EXERCISE BRIEF.
Select lines where the word "जनमतक" appears.

— Start —

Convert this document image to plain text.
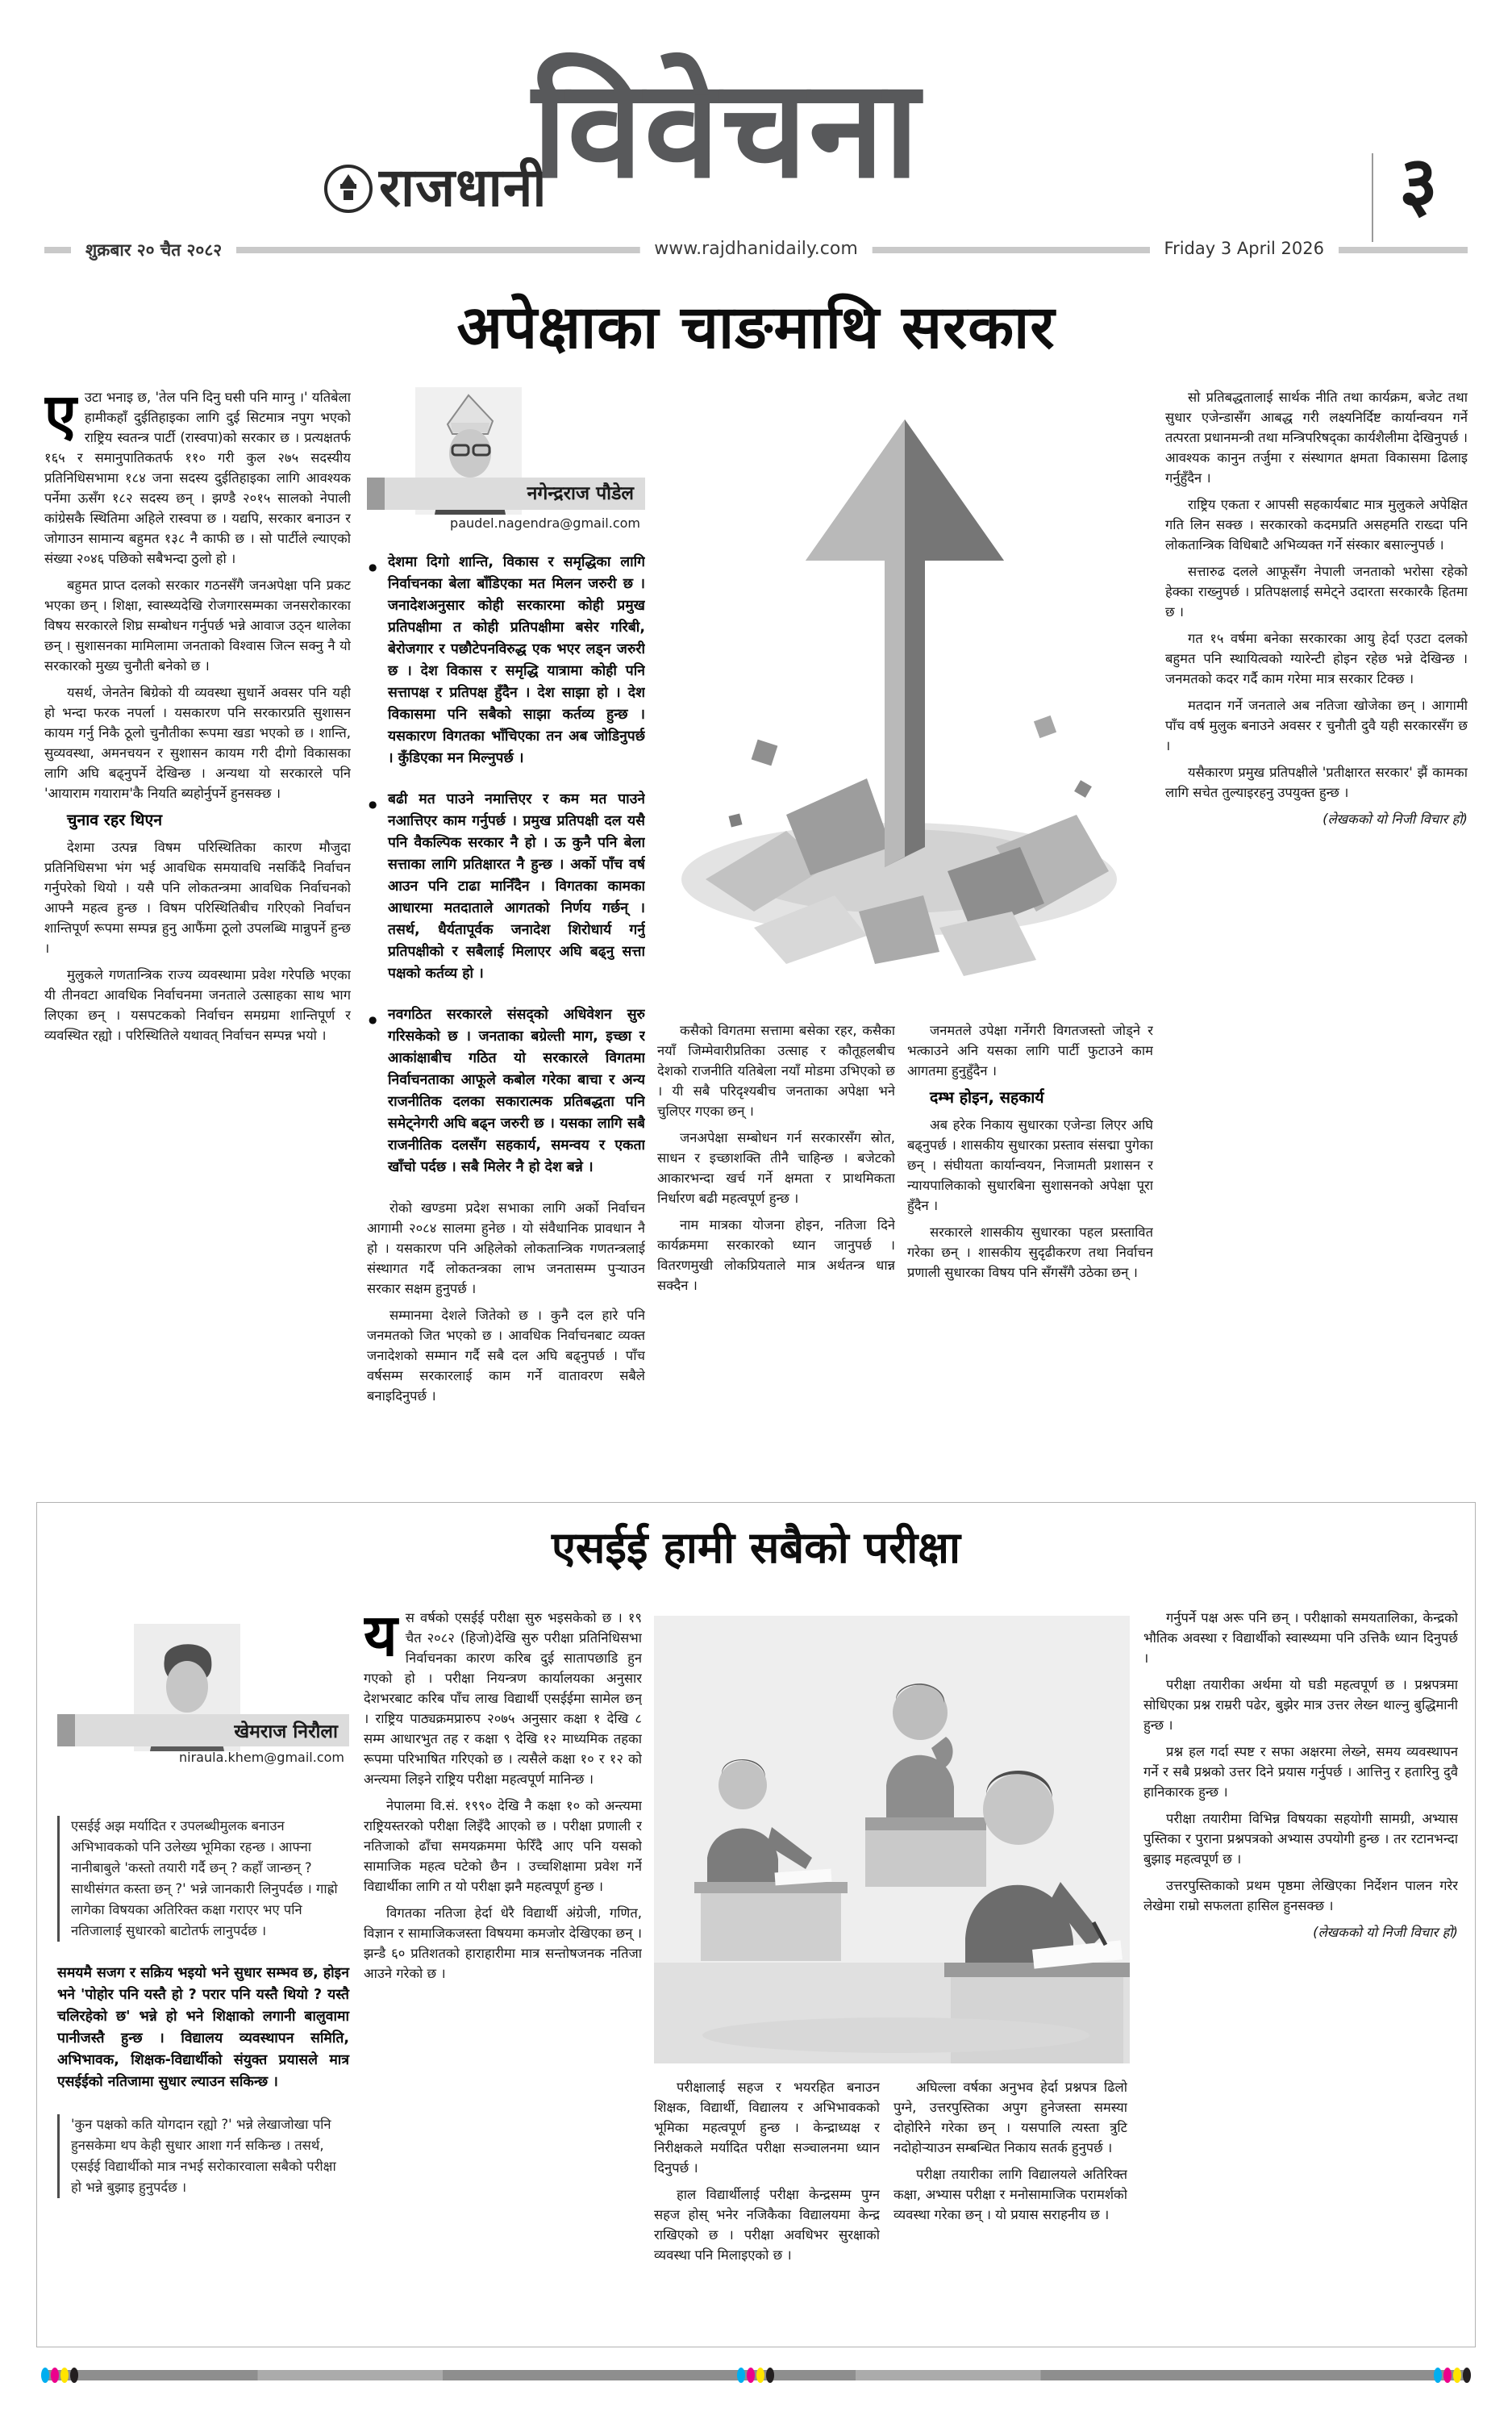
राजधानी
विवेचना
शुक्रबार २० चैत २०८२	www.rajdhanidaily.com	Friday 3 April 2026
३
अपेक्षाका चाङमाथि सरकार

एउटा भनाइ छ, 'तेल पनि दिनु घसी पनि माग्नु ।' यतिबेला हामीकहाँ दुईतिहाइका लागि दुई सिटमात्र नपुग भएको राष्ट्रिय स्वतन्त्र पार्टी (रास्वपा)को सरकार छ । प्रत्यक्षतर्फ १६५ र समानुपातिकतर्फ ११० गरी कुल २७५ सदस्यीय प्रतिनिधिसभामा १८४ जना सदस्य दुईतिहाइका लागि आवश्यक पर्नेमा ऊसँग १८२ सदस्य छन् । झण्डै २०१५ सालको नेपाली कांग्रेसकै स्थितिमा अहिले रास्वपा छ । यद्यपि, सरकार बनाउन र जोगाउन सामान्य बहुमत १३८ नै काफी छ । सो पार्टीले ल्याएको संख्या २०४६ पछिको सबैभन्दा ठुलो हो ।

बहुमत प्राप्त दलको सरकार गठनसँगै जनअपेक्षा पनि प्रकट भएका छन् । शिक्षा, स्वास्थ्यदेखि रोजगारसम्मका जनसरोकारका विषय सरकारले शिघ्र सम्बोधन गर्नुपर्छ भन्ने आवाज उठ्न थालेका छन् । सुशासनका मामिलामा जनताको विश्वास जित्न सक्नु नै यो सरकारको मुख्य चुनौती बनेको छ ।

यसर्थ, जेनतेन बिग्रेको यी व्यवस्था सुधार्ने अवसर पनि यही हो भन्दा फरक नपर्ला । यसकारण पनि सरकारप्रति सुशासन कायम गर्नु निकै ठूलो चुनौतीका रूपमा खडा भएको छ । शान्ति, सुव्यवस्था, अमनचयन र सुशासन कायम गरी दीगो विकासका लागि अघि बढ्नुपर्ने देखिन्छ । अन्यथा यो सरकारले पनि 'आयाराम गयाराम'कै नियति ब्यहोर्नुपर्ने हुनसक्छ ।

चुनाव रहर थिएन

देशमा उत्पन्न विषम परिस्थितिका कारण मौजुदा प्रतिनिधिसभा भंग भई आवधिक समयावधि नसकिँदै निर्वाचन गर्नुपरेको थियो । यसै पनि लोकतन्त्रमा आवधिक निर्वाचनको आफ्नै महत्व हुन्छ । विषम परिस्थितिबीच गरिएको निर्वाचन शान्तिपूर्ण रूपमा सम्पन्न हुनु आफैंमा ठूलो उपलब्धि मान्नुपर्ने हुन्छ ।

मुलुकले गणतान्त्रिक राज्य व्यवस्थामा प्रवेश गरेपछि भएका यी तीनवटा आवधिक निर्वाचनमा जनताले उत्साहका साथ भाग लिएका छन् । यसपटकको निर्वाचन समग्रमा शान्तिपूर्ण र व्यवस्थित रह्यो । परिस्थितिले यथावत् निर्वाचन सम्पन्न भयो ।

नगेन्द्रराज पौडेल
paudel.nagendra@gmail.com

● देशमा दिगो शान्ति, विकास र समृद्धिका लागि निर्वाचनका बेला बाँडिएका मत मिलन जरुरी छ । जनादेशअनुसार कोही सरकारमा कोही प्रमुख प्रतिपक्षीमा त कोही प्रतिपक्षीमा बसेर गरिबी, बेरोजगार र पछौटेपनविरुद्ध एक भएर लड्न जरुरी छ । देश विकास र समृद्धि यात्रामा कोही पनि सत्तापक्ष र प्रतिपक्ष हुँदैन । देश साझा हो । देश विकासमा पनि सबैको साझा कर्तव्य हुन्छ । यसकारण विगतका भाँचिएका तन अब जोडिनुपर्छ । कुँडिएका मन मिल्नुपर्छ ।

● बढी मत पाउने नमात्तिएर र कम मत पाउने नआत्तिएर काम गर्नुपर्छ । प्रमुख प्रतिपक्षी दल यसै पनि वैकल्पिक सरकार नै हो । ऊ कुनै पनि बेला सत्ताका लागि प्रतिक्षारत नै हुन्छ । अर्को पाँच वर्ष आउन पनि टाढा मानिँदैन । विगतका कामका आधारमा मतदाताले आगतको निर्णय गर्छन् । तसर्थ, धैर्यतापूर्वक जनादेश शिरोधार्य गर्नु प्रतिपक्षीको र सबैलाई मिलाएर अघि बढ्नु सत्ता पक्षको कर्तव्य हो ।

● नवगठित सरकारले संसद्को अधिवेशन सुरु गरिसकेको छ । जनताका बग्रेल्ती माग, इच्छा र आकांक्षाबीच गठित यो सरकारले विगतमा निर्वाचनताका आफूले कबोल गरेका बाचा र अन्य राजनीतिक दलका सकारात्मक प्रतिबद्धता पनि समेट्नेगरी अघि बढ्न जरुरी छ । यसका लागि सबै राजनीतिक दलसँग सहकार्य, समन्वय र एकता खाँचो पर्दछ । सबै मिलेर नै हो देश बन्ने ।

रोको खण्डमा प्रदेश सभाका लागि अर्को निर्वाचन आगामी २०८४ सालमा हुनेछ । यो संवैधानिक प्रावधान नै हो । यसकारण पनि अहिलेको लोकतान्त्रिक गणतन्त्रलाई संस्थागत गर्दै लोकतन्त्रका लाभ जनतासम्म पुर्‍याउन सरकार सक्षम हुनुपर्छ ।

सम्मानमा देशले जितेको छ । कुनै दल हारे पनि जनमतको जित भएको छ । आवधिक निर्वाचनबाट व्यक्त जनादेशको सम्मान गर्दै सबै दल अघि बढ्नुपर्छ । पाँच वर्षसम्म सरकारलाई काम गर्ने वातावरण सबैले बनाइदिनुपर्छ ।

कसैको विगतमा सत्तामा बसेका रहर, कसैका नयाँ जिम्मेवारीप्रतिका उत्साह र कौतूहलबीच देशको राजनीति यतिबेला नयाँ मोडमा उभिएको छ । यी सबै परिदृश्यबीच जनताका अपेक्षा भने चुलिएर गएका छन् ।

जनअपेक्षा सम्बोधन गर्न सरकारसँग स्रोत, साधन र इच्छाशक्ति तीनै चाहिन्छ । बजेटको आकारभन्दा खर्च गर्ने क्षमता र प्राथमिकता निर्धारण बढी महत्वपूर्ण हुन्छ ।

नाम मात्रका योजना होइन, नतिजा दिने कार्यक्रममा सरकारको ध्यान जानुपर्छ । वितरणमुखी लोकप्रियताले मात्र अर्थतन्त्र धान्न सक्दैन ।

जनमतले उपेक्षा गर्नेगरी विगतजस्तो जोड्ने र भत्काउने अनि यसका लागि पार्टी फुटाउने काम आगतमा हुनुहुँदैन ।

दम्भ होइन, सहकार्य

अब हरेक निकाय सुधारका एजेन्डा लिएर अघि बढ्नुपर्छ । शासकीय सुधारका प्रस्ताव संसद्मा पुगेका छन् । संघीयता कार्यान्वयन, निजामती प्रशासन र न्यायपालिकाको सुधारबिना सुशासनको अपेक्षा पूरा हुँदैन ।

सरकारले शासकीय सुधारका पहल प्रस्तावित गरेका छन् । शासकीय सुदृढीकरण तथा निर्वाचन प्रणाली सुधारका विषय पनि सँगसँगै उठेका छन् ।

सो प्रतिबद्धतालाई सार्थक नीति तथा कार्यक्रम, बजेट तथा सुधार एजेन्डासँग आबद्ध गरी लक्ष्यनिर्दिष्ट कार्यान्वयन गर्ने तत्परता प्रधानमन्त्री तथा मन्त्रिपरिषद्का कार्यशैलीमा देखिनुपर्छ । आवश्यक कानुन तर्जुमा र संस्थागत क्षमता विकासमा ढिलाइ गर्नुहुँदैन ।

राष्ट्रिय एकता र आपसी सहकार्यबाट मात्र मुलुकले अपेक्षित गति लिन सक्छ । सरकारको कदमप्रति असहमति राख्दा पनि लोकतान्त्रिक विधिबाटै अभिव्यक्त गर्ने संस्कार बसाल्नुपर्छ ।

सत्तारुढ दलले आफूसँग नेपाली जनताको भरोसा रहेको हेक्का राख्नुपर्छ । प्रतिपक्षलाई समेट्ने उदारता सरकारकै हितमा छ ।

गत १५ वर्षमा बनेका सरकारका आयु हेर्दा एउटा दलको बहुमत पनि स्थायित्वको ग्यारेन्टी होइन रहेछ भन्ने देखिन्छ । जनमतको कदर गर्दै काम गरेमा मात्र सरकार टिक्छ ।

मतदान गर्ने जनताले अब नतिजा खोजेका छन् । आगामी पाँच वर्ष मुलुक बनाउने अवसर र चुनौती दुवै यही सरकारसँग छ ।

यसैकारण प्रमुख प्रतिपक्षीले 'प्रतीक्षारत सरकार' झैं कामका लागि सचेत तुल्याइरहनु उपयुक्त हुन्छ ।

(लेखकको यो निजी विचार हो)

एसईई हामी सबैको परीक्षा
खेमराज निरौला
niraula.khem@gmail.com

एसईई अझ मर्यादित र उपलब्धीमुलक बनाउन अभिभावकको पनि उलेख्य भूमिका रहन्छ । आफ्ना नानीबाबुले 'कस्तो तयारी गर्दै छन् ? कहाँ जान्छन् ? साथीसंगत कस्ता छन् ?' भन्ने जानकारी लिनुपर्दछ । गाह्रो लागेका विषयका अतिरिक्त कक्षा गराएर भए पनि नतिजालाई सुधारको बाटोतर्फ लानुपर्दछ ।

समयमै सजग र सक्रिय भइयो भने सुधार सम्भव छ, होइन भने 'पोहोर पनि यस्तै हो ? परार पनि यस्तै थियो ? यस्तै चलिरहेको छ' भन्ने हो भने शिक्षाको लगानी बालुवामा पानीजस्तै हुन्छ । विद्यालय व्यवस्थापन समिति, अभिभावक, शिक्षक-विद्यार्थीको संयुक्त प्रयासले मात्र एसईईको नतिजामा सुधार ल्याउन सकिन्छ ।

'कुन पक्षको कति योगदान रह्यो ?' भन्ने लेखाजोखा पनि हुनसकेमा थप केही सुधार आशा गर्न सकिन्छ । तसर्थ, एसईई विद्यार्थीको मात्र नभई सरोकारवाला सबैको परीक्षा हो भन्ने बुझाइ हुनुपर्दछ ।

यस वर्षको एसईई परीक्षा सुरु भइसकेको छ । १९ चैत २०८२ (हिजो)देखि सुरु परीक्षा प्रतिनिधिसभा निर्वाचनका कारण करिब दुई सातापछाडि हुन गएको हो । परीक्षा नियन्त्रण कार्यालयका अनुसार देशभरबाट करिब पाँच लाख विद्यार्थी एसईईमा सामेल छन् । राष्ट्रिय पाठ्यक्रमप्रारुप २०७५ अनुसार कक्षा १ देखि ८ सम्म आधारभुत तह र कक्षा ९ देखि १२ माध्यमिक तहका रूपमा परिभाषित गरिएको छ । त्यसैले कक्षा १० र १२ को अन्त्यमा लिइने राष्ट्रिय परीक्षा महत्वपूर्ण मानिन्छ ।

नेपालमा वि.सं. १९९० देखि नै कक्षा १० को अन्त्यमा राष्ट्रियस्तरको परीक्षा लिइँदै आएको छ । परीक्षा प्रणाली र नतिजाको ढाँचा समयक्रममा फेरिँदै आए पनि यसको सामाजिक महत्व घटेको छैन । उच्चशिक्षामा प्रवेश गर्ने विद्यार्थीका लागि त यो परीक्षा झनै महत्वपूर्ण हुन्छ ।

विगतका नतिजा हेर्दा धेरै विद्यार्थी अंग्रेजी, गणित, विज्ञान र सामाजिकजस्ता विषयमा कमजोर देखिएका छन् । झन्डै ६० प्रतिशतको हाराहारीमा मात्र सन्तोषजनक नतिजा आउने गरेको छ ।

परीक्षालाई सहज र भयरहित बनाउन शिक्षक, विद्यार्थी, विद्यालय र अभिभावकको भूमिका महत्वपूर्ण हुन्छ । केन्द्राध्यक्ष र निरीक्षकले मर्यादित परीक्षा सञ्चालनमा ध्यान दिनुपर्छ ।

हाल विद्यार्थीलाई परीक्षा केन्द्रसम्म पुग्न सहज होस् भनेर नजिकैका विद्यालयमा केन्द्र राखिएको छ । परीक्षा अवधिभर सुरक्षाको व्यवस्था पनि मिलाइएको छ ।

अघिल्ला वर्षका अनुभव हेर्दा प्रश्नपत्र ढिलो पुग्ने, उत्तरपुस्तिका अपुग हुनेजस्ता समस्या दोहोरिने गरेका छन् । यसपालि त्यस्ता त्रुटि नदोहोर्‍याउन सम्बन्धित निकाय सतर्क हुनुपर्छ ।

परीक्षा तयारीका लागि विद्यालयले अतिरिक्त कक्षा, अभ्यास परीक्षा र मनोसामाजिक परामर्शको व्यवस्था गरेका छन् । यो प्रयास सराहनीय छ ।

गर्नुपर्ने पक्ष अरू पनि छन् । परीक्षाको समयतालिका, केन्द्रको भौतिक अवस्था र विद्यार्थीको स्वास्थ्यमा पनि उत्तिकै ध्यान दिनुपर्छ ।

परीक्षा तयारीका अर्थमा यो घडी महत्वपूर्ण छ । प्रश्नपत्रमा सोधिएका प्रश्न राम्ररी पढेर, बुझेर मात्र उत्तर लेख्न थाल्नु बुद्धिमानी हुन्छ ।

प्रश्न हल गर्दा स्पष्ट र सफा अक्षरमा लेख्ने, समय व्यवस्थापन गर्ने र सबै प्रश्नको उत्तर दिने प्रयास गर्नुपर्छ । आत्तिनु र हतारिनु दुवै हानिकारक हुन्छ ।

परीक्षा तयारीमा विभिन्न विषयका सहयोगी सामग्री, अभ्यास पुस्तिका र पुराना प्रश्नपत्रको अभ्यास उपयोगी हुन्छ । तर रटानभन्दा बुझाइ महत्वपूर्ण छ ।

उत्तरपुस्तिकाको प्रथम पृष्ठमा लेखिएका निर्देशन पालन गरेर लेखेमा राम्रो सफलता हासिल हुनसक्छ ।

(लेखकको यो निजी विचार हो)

— End —
— Start —

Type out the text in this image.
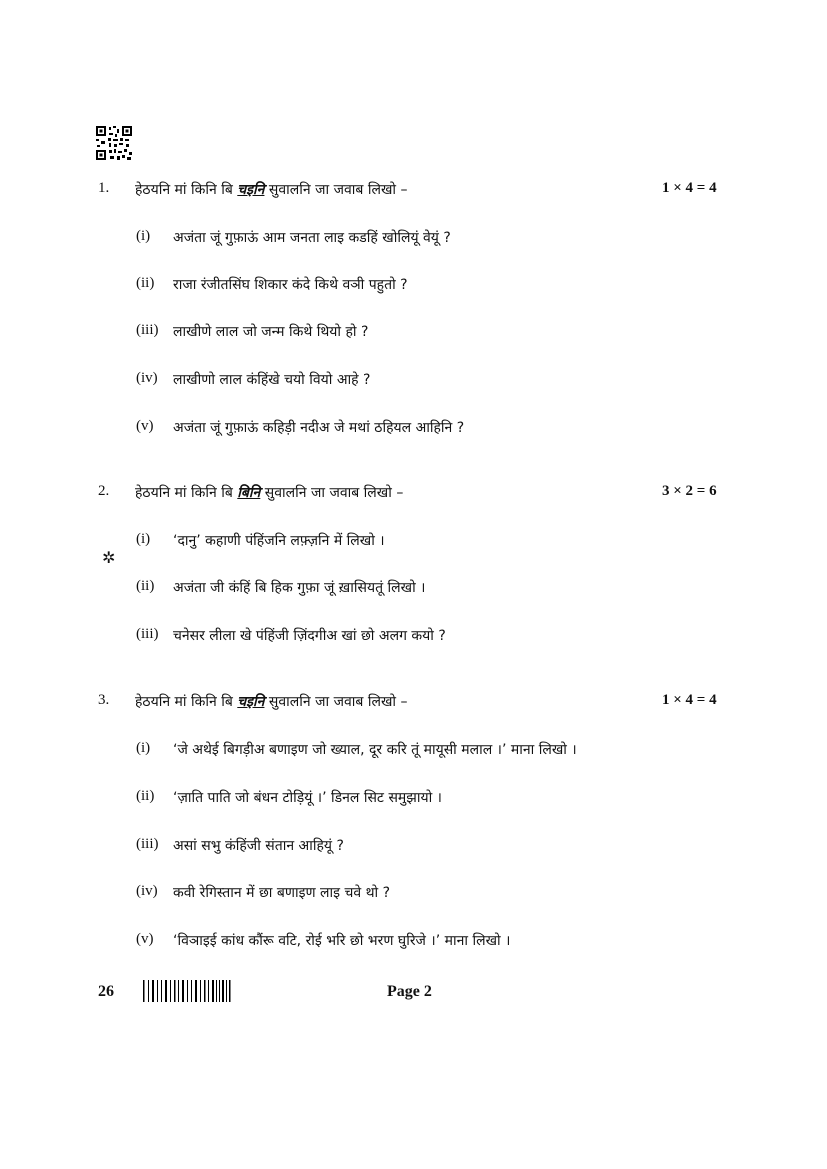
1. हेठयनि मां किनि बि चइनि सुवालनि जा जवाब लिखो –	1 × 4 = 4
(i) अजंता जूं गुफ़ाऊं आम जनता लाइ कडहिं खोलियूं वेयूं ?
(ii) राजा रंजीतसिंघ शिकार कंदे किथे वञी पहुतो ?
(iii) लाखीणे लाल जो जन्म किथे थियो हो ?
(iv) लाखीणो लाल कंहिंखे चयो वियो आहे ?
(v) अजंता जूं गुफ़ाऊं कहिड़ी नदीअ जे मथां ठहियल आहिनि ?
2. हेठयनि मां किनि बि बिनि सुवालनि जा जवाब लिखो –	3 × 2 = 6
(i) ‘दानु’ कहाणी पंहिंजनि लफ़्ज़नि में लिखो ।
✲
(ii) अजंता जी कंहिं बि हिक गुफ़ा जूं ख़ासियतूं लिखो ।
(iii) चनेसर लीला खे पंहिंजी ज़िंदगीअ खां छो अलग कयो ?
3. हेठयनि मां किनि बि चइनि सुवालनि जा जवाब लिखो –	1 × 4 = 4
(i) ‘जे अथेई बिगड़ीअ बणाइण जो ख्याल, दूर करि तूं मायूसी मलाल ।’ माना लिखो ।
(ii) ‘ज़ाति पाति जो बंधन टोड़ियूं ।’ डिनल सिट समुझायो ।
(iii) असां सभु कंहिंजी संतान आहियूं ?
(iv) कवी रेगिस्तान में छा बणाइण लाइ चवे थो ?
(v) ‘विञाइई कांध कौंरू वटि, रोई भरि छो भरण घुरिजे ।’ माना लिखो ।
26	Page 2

— End —

EXPECTED ANSWER.
सम्मानमा देशले जितेको छ । कुनै दल हारे पनि जनमतको जित भएको छ । आवधिक निर्वाचनबाट व्यक्त जनादेशको सम्मान गर्दै सबै दल अघि बढ्नुपर्छ । पाँच वर्षसम्म सरकारलाई काम गर्ने वातावरण सबैले बनाइदिनुपर्छ ।
गत १५ वर्षमा बनेका सरकारका आयु हेर्दा एउटा दलको बहुमत पनि स्थायित्वको ग्यारेन्टी होइन रहेछ भन्ने देखिन्छ । जनमतको कदर गर्दै काम गरेमा मात्र सरकार टिक्छ ।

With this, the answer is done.